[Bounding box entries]
#####

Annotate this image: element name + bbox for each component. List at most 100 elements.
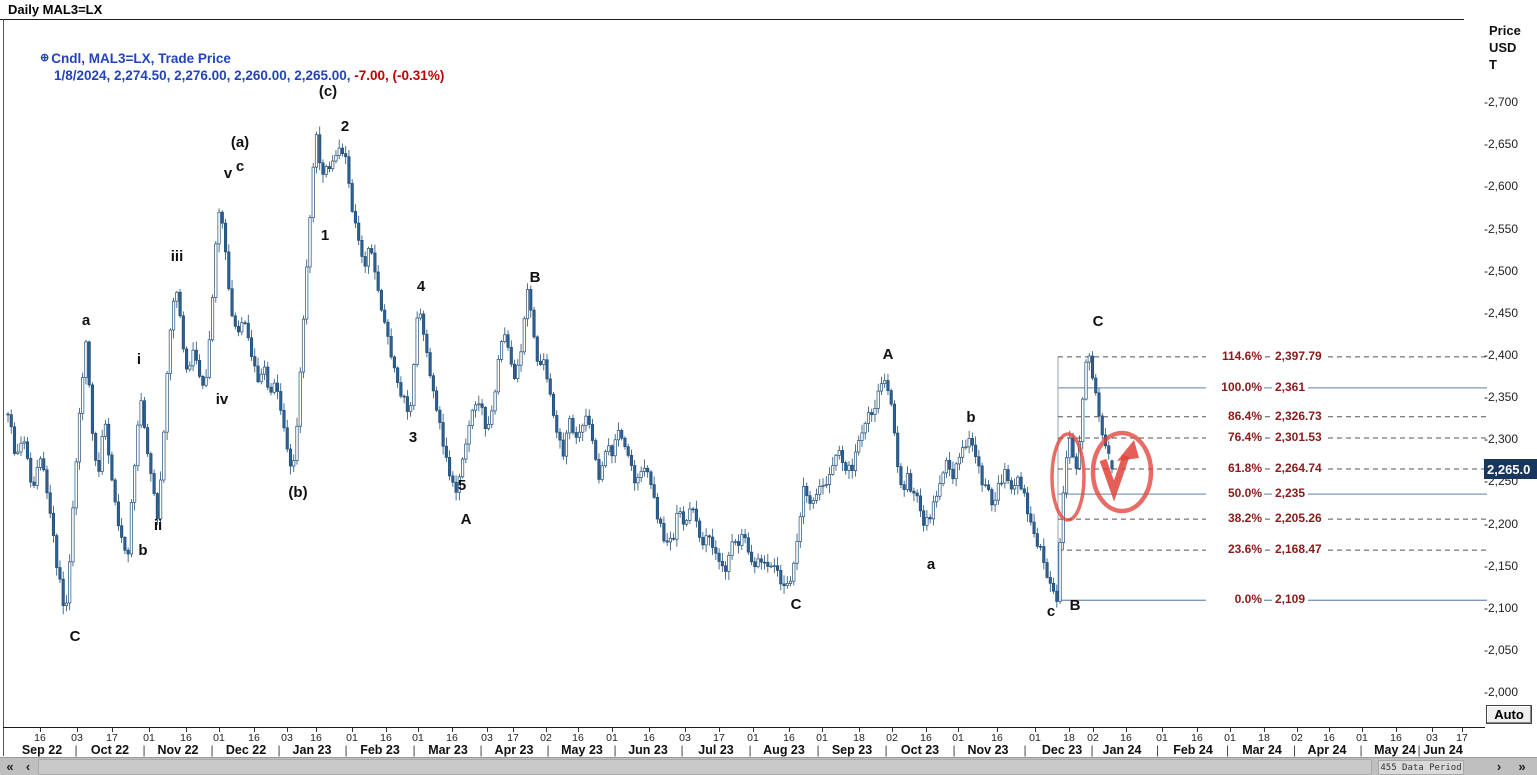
red-ellipse-annotation[interactable] (1050, 432, 1086, 522)
date-axis-tick-mark (578, 728, 579, 732)
elliott-wave-label: a (81, 312, 91, 329)
price-axis-tick: -2,500 (1484, 263, 1519, 278)
elliott-wave-label: C (1092, 313, 1104, 330)
date-axis-day-label: 02 (1291, 732, 1303, 744)
date-axis-day-label: 03 (281, 732, 293, 744)
date-axis-month-label: Mar 24 (1242, 743, 1282, 757)
fib-value-label: 2,326.73 (1272, 408, 1325, 423)
date-axis-separator: | (277, 743, 281, 757)
elliott-wave-label: c (1046, 603, 1056, 620)
window-title: Daily MAL3=LX (8, 2, 103, 17)
date-axis-tick-mark (649, 728, 650, 732)
date-axis-tick-mark (352, 728, 353, 732)
date-axis-tick-mark (112, 728, 113, 732)
date-axis-month-label: Jul 23 (698, 743, 734, 757)
scroll-far-right-button[interactable]: » (1518, 759, 1526, 774)
fib-percent-label: 76.4% (1206, 430, 1264, 444)
date-axis-day-label: 17 (713, 732, 725, 744)
date-axis-day-label: 01 (1029, 732, 1041, 744)
date-axis-tick-mark (1297, 728, 1298, 732)
date-axis-separator: | (1225, 743, 1230, 757)
fib-value-label: 2,205.26 (1272, 511, 1325, 526)
elliott-wave-label: 5 (457, 477, 467, 494)
date-axis-day-label: 17 (507, 732, 519, 744)
date-axis-tick-mark (546, 728, 547, 732)
date-axis-tick-mark (1197, 728, 1198, 732)
scroll-right-button[interactable]: › (1496, 759, 1502, 774)
date-axis-tick-mark (1264, 728, 1265, 732)
date-axis-separator: | (344, 743, 348, 757)
date-axis-tick-mark (1093, 728, 1094, 732)
elliott-wave-label: v (223, 165, 233, 182)
scrollbar-thumb[interactable] (38, 759, 1372, 775)
fib-percent-label: 86.4% (1206, 408, 1264, 423)
date-axis-tick-mark (958, 728, 959, 732)
date-axis-tick-mark (859, 728, 860, 732)
scroll-far-left-button[interactable]: « (6, 759, 14, 774)
date-axis-separator: | (1090, 743, 1094, 757)
date-axis-day-label: 03 (481, 732, 493, 744)
date-axis-tick-mark (452, 728, 453, 732)
date-axis-month-label: Jan 23 (292, 743, 332, 757)
title-underline (0, 19, 1464, 20)
data-period-info: 455 Data Period (1378, 759, 1464, 775)
date-axis-day-label: 01 (606, 732, 618, 744)
date-axis-separator: | (210, 743, 214, 757)
date-axis-month-label: Feb 24 (1173, 743, 1213, 757)
date-axis-tick-mark (719, 728, 720, 732)
date-axis-tick-mark (926, 728, 927, 732)
fib-percent-label: 0.0% (1206, 592, 1264, 607)
fib-value-label: 2,109 (1272, 592, 1309, 607)
date-axis-day-label: 16 (783, 732, 795, 744)
date-axis-day-label: 01 (143, 732, 155, 744)
plot-bottom-border (3, 727, 1485, 728)
axis-title-line: T (1489, 57, 1497, 72)
date-axis-day-label: 16 (1191, 732, 1203, 744)
date-axis-separator: | (952, 743, 956, 757)
elliott-wave-label: (a) (230, 134, 250, 151)
red-arrow-annotation[interactable] (1099, 454, 1130, 502)
date-axis-day-label: 01 (1224, 732, 1236, 744)
date-axis-separator: | (546, 743, 550, 757)
series-properties-icon[interactable]: ⊕ (40, 52, 50, 64)
fib-percent-label: 38.2% (1206, 511, 1264, 526)
date-axis-separator: | (613, 743, 617, 757)
date-axis-tick-mark (753, 728, 754, 732)
date-axis-day-label: 18 (1063, 732, 1075, 744)
fib-value-label: 2,301.53 (1272, 430, 1325, 444)
date-axis-separator: | (1359, 743, 1363, 757)
date-axis-day-label: 01 (952, 732, 964, 744)
date-axis-separator: | (74, 743, 78, 757)
date-axis-tick-mark (487, 728, 488, 732)
date-axis-month-label: Nov 23 (967, 743, 1009, 757)
date-axis-day-label: 01 (816, 732, 828, 744)
fib-value-label: 2,264.74 (1272, 461, 1325, 476)
scroll-left-button[interactable]: ‹ (25, 759, 31, 774)
date-axis-month-label: Mar 23 (428, 743, 468, 757)
date-axis-day-label: 16 (446, 732, 458, 744)
date-axis-separator: | (816, 743, 820, 757)
date-axis-day-label: 16 (380, 732, 392, 744)
date-axis-day-label: 03 (71, 732, 83, 744)
elliott-wave-label: 2 (340, 118, 350, 135)
elliott-wave-label: 3 (408, 429, 418, 446)
elliott-wave-label: 4 (416, 278, 426, 295)
date-axis-tick-mark (1069, 728, 1070, 732)
date-axis-tick-mark (316, 728, 317, 732)
price-axis-tick: -2,050 (1484, 643, 1519, 658)
horizontal-scrollbar[interactable]: « ‹ 455 Data Period › » (0, 757, 1537, 775)
current-price-label: 2,265.0 (1484, 458, 1537, 479)
date-axis-month-label: Nov 22 (157, 743, 199, 757)
date-axis-day-label: 16 (248, 732, 260, 744)
date-axis-tick-mark (1362, 728, 1363, 732)
elliott-wave-label: iv (215, 391, 229, 408)
fib-percent-label: 50.0% (1206, 486, 1264, 501)
date-axis-tick-mark (1432, 728, 1433, 732)
series-legend: ⊕ Cndl, MAL3=LX, Trade Price 1/8/2024, 2,… (40, 50, 444, 84)
date-axis-day-label: 16 (180, 732, 192, 744)
elliott-wave-label: B (529, 269, 541, 286)
price-axis-tick: -2,300 (1484, 432, 1519, 447)
red-ellipse-annotation[interactable] (1090, 430, 1154, 514)
auto-scale-button[interactable]: Auto (1486, 705, 1532, 724)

#####

▶ **What you will do**:
Copy out the lines in the entries above that begin with the line containing "red-ellipse-annotation[interactable] (1050, 432, 1086, 522)" and end with the line containing "date-axis-month-label: Mar 24", both included, without changing anything.

▶ **Solution below**:
red-ellipse-annotation[interactable] (1050, 432, 1086, 522)
date-axis-tick-mark (578, 728, 579, 732)
elliott-wave-label: a (81, 312, 91, 329)
price-axis-tick: -2,500 (1484, 263, 1519, 278)
elliott-wave-label: C (1092, 313, 1104, 330)
date-axis-day-label: 02 (1291, 732, 1303, 744)
date-axis-day-label: 03 (281, 732, 293, 744)
date-axis-month-label: Mar 24 (1242, 743, 1282, 757)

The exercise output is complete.